## PROBLEM DETAILS
Determine how many lines in the entries below include "người". The reply should be that number and nothing else.
[Start EXERCISE DATA]
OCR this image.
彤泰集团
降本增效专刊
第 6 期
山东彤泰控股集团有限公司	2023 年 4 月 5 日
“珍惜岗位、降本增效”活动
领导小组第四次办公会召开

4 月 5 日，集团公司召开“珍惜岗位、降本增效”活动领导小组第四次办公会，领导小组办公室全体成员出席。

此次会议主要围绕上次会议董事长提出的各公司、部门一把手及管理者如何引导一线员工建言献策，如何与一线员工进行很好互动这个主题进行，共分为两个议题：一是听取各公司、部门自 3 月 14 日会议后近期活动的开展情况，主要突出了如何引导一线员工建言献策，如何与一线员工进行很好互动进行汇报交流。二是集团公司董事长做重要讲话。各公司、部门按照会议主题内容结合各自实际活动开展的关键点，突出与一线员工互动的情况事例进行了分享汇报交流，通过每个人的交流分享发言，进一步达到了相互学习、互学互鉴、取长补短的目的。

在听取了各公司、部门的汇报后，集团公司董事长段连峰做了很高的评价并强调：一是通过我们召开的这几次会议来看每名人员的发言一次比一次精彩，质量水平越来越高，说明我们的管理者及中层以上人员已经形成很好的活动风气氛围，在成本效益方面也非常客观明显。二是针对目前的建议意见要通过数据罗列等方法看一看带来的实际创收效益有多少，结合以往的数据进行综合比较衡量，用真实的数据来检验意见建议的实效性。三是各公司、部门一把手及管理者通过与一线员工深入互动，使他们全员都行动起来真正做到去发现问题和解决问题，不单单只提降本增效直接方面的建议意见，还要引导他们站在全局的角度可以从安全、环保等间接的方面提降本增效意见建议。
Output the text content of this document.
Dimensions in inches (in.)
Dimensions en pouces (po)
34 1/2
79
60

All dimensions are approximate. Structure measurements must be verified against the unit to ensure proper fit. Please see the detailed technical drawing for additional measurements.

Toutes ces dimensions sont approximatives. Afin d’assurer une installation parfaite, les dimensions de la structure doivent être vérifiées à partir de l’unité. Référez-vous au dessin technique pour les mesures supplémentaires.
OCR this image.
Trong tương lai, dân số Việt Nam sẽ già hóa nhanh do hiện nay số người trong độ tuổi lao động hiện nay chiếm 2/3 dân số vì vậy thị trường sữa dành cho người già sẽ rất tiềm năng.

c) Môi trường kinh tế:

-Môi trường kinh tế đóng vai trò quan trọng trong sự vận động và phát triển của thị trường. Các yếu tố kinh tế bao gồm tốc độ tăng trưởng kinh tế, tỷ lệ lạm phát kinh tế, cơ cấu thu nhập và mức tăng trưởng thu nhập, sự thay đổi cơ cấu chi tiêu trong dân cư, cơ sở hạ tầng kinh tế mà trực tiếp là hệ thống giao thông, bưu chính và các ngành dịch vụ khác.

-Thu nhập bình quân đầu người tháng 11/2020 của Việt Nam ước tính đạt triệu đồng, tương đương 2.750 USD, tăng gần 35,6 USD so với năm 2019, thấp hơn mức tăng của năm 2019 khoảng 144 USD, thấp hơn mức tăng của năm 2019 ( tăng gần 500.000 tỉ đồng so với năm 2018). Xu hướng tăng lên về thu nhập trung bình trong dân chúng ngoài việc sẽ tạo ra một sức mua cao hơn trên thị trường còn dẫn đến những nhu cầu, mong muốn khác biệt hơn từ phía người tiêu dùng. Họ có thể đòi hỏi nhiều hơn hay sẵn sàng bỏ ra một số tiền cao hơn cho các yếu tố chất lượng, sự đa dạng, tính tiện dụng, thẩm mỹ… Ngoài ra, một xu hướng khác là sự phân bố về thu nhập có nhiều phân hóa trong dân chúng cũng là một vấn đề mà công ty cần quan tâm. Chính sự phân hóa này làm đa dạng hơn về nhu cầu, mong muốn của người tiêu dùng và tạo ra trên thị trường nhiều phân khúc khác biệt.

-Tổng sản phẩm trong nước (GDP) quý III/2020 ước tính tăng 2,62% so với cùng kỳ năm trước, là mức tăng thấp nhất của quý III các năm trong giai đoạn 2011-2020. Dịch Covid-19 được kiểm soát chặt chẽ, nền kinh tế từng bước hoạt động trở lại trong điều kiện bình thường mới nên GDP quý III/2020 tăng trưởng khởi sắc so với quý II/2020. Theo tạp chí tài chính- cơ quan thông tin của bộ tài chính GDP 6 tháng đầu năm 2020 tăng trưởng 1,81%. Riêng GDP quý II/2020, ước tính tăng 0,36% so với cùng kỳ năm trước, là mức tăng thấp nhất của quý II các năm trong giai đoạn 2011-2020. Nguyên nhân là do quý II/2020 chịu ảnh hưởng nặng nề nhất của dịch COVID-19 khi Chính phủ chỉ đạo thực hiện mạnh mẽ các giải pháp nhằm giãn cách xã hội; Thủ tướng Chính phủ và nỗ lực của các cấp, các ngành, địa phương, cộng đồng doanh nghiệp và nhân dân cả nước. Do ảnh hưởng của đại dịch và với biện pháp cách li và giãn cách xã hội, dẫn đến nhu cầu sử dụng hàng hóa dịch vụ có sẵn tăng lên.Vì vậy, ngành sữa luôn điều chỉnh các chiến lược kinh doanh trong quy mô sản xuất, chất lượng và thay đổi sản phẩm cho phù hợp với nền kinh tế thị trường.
[End EXERCISE DATA]
## WRITTEN ANSWER
2